## start RECORDED DATA

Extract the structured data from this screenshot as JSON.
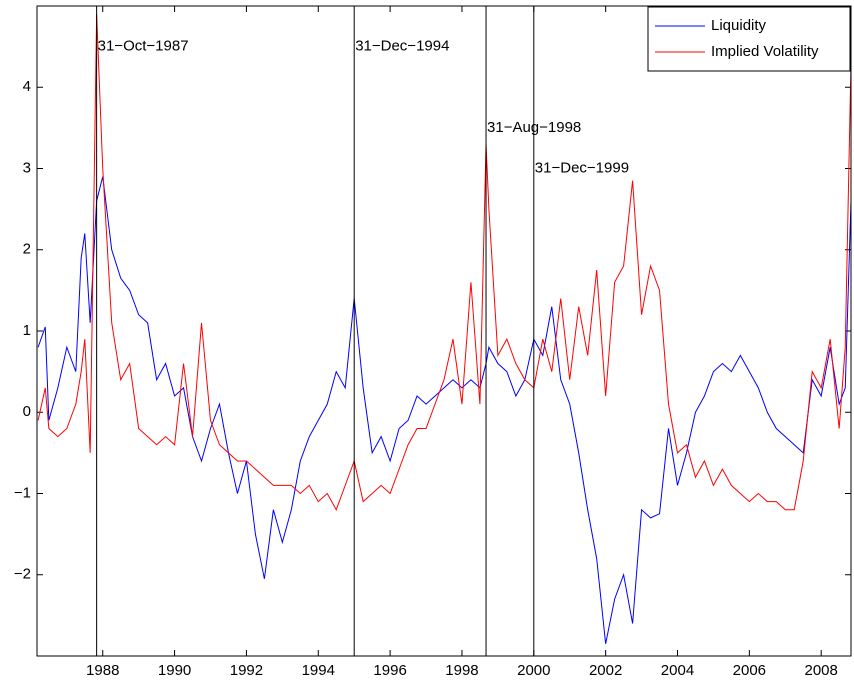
{
  "chart_data": {
    "type": "line",
    "x": [
      1986.2,
      1986.4,
      1986.5,
      1986.75,
      1987,
      1987.25,
      1987.4,
      1987.5,
      1987.65,
      1987.83,
      1988,
      1988.25,
      1988.5,
      1988.75,
      1989,
      1989.25,
      1989.5,
      1989.75,
      1990,
      1990.25,
      1990.5,
      1990.75,
      1991,
      1991.25,
      1991.5,
      1991.75,
      1992,
      1992.25,
      1992.5,
      1992.75,
      1993,
      1993.25,
      1993.5,
      1993.75,
      1994,
      1994.25,
      1994.5,
      1994.75,
      1995,
      1995.25,
      1995.5,
      1995.75,
      1996,
      1996.25,
      1996.5,
      1996.75,
      1997,
      1997.25,
      1997.5,
      1997.75,
      1998,
      1998.25,
      1998.5,
      1998.67,
      1998.75,
      1999,
      1999.25,
      1999.5,
      1999.75,
      2000,
      2000.25,
      2000.5,
      2000.75,
      2001,
      2001.25,
      2001.5,
      2001.75,
      2002,
      2002.25,
      2002.5,
      2002.75,
      2003,
      2003.25,
      2003.5,
      2003.75,
      2004,
      2004.25,
      2004.5,
      2004.75,
      2005,
      2005.25,
      2005.5,
      2005.75,
      2006,
      2006.25,
      2006.5,
      2006.75,
      2007,
      2007.25,
      2007.5,
      2007.75,
      2008,
      2008.25,
      2008.5,
      2008.67,
      2008.83
    ],
    "series": [
      {
        "name": "Liquidity",
        "color": "#0000ff",
        "values": [
          0.8,
          1.05,
          -0.1,
          0.3,
          0.8,
          0.5,
          1.9,
          2.2,
          1.1,
          2.6,
          2.9,
          2.0,
          1.65,
          1.5,
          1.2,
          1.1,
          0.4,
          0.6,
          0.2,
          0.3,
          -0.3,
          -0.6,
          -0.2,
          0.1,
          -0.5,
          -1.0,
          -0.6,
          -1.5,
          -2.05,
          -1.2,
          -1.6,
          -1.2,
          -0.6,
          -0.3,
          -0.1,
          0.1,
          0.5,
          0.3,
          1.4,
          0.3,
          -0.5,
          -0.3,
          -0.6,
          -0.2,
          -0.1,
          0.2,
          0.1,
          0.2,
          0.3,
          0.4,
          0.3,
          0.4,
          0.3,
          0.6,
          0.8,
          0.6,
          0.5,
          0.2,
          0.4,
          0.9,
          0.7,
          1.3,
          0.4,
          0.1,
          -0.5,
          -1.2,
          -1.8,
          -2.85,
          -2.3,
          -2.0,
          -2.6,
          -1.2,
          -1.3,
          -1.25,
          -0.2,
          -0.9,
          -0.5,
          0.0,
          0.2,
          0.5,
          0.6,
          0.5,
          0.7,
          0.5,
          0.3,
          0.0,
          -0.2,
          -0.3,
          -0.4,
          -0.5,
          0.4,
          0.2,
          0.8,
          0.1,
          0.3,
          2.6
        ]
      },
      {
        "name": "Implied Volatility",
        "color": "#ff0000",
        "values": [
          -0.1,
          0.3,
          -0.2,
          -0.3,
          -0.2,
          0.1,
          0.5,
          0.9,
          -0.5,
          4.9,
          3.0,
          1.1,
          0.4,
          0.6,
          -0.2,
          -0.3,
          -0.4,
          -0.3,
          -0.4,
          0.6,
          -0.3,
          1.1,
          -0.1,
          -0.4,
          -0.5,
          -0.6,
          -0.6,
          -0.7,
          -0.8,
          -0.9,
          -0.9,
          -0.9,
          -1.0,
          -0.9,
          -1.1,
          -1.0,
          -1.2,
          -0.9,
          -0.6,
          -1.1,
          -1.0,
          -0.9,
          -1.0,
          -0.7,
          -0.4,
          -0.2,
          -0.2,
          0.1,
          0.4,
          0.9,
          0.1,
          1.6,
          0.1,
          3.3,
          2.5,
          0.7,
          0.9,
          0.6,
          0.4,
          0.3,
          0.9,
          0.5,
          1.4,
          0.4,
          1.3,
          0.7,
          1.75,
          0.2,
          1.6,
          1.8,
          2.85,
          1.2,
          1.8,
          1.5,
          0.1,
          -0.5,
          -0.4,
          -0.8,
          -0.6,
          -0.9,
          -0.7,
          -0.9,
          -1.0,
          -1.1,
          -1.0,
          -1.1,
          -1.1,
          -1.2,
          -1.2,
          -0.6,
          0.5,
          0.3,
          0.9,
          -0.2,
          0.8,
          4.3
        ]
      }
    ],
    "annotations": [
      {
        "x": 1987.83,
        "y": 4.5,
        "text": "31−Oct−1987"
      },
      {
        "x": 1995.0,
        "y": 4.5,
        "text": "31−Dec−1994"
      },
      {
        "x": 1998.67,
        "y": 3.5,
        "text": "31−Aug−1998"
      },
      {
        "x": 2000.0,
        "y": 3.0,
        "text": "31−Dec−1999"
      }
    ],
    "xlim": [
      1986.17,
      2008.83
    ],
    "xticks": [
      1988,
      1990,
      1992,
      1994,
      1996,
      1998,
      2000,
      2002,
      2004,
      2006,
      2008
    ],
    "ylim": [
      -3,
      5
    ],
    "yticks": [
      {
        "value": -2,
        "label": "−2"
      },
      {
        "value": -1,
        "label": "−1"
      },
      0,
      1,
      2,
      3,
      4
    ],
    "legend": "upper right"
  }
}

## end RECORDED DATA

AIM: Print each of the records above exactly as written, leaving no picture in the copy.

REPLY:
Extract the structured data from this screenshot as JSON.
{
  "chart_data": {
    "type": "line",
    "x": [
      1986.2,
      1986.4,
      1986.5,
      1986.75,
      1987,
      1987.25,
      1987.4,
      1987.5,
      1987.65,
      1987.83,
      1988,
      1988.25,
      1988.5,
      1988.75,
      1989,
      1989.25,
      1989.5,
      1989.75,
      1990,
      1990.25,
      1990.5,
      1990.75,
      1991,
      1991.25,
      1991.5,
      1991.75,
      1992,
      1992.25,
      1992.5,
      1992.75,
      1993,
      1993.25,
      1993.5,
      1993.75,
      1994,
      1994.25,
      1994.5,
      1994.75,
      1995,
      1995.25,
      1995.5,
      1995.75,
      1996,
      1996.25,
      1996.5,
      1996.75,
      1997,
      1997.25,
      1997.5,
      1997.75,
      1998,
      1998.25,
      1998.5,
      1998.67,
      1998.75,
      1999,
      1999.25,
      1999.5,
      1999.75,
      2000,
      2000.25,
      2000.5,
      2000.75,
      2001,
      2001.25,
      2001.5,
      2001.75,
      2002,
      2002.25,
      2002.5,
      2002.75,
      2003,
      2003.25,
      2003.5,
      2003.75,
      2004,
      2004.25,
      2004.5,
      2004.75,
      2005,
      2005.25,
      2005.5,
      2005.75,
      2006,
      2006.25,
      2006.5,
      2006.75,
      2007,
      2007.25,
      2007.5,
      2007.75,
      2008,
      2008.25,
      2008.5,
      2008.67,
      2008.83
    ],
    "series": [
      {
        "name": "Liquidity",
        "color": "#0000ff",
        "values": [
          0.8,
          1.05,
          -0.1,
          0.3,
          0.8,
          0.5,
          1.9,
          2.2,
          1.1,
          2.6,
          2.9,
          2.0,
          1.65,
          1.5,
          1.2,
          1.1,
          0.4,
          0.6,
          0.2,
          0.3,
          -0.3,
          -0.6,
          -0.2,
          0.1,
          -0.5,
          -1.0,
          -0.6,
          -1.5,
          -2.05,
          -1.2,
          -1.6,
          -1.2,
          -0.6,
          -0.3,
          -0.1,
          0.1,
          0.5,
          0.3,
          1.4,
          0.3,
          -0.5,
          -0.3,
          -0.6,
          -0.2,
          -0.1,
          0.2,
          0.1,
          0.2,
          0.3,
          0.4,
          0.3,
          0.4,
          0.3,
          0.6,
          0.8,
          0.6,
          0.5,
          0.2,
          0.4,
          0.9,
          0.7,
          1.3,
          0.4,
          0.1,
          -0.5,
          -1.2,
          -1.8,
          -2.85,
          -2.3,
          -2.0,
          -2.6,
          -1.2,
          -1.3,
          -1.25,
          -0.2,
          -0.9,
          -0.5,
          0.0,
          0.2,
          0.5,
          0.6,
          0.5,
          0.7,
          0.5,
          0.3,
          0.0,
          -0.2,
          -0.3,
          -0.4,
          -0.5,
          0.4,
          0.2,
          0.8,
          0.1,
          0.3,
          2.6
        ]
      },
      {
        "name": "Implied Volatility",
        "color": "#ff0000",
        "values": [
          -0.1,
          0.3,
          -0.2,
          -0.3,
          -0.2,
          0.1,
          0.5,
          0.9,
          -0.5,
          4.9,
          3.0,
          1.1,
          0.4,
          0.6,
          -0.2,
          -0.3,
          -0.4,
          -0.3,
          -0.4,
          0.6,
          -0.3,
          1.1,
          -0.1,
          -0.4,
          -0.5,
          -0.6,
          -0.6,
          -0.7,
          -0.8,
          -0.9,
          -0.9,
          -0.9,
          -1.0,
          -0.9,
          -1.1,
          -1.0,
          -1.2,
          -0.9,
          -0.6,
          -1.1,
          -1.0,
          -0.9,
          -1.0,
          -0.7,
          -0.4,
          -0.2,
          -0.2,
          0.1,
          0.4,
          0.9,
          0.1,
          1.6,
          0.1,
          3.3,
          2.5,
          0.7,
          0.9,
          0.6,
          0.4,
          0.3,
          0.9,
          0.5,
          1.4,
          0.4,
          1.3,
          0.7,
          1.75,
          0.2,
          1.6,
          1.8,
          2.85,
          1.2,
          1.8,
          1.5,
          0.1,
          -0.5,
          -0.4,
          -0.8,
          -0.6,
          -0.9,
          -0.7,
          -0.9,
          -1.0,
          -1.1,
          -1.0,
          -1.1,
          -1.1,
          -1.2,
          -1.2,
          -0.6,
          0.5,
          0.3,
          0.9,
          -0.2,
          0.8,
          4.3
        ]
      }
    ],
    "annotations": [
      {
        "x": 1987.83,
        "y": 4.5,
        "text": "31−Oct−1987"
      },
      {
        "x": 1995.0,
        "y": 4.5,
        "text": "31−Dec−1994"
      },
      {
        "x": 1998.67,
        "y": 3.5,
        "text": "31−Aug−1998"
      },
      {
        "x": 2000.0,
        "y": 3.0,
        "text": "31−Dec−1999"
      }
    ],
    "xlim": [
      1986.17,
      2008.83
    ],
    "xticks": [
      1988,
      1990,
      1992,
      1994,
      1996,
      1998,
      2000,
      2002,
      2004,
      2006,
      2008
    ],
    "ylim": [
      -3,
      5
    ],
    "yticks": [
      {
        "value": -2,
        "label": "−2"
      },
      {
        "value": -1,
        "label": "−1"
      },
      0,
      1,
      2,
      3,
      4
    ],
    "legend": "upper right"
  }
}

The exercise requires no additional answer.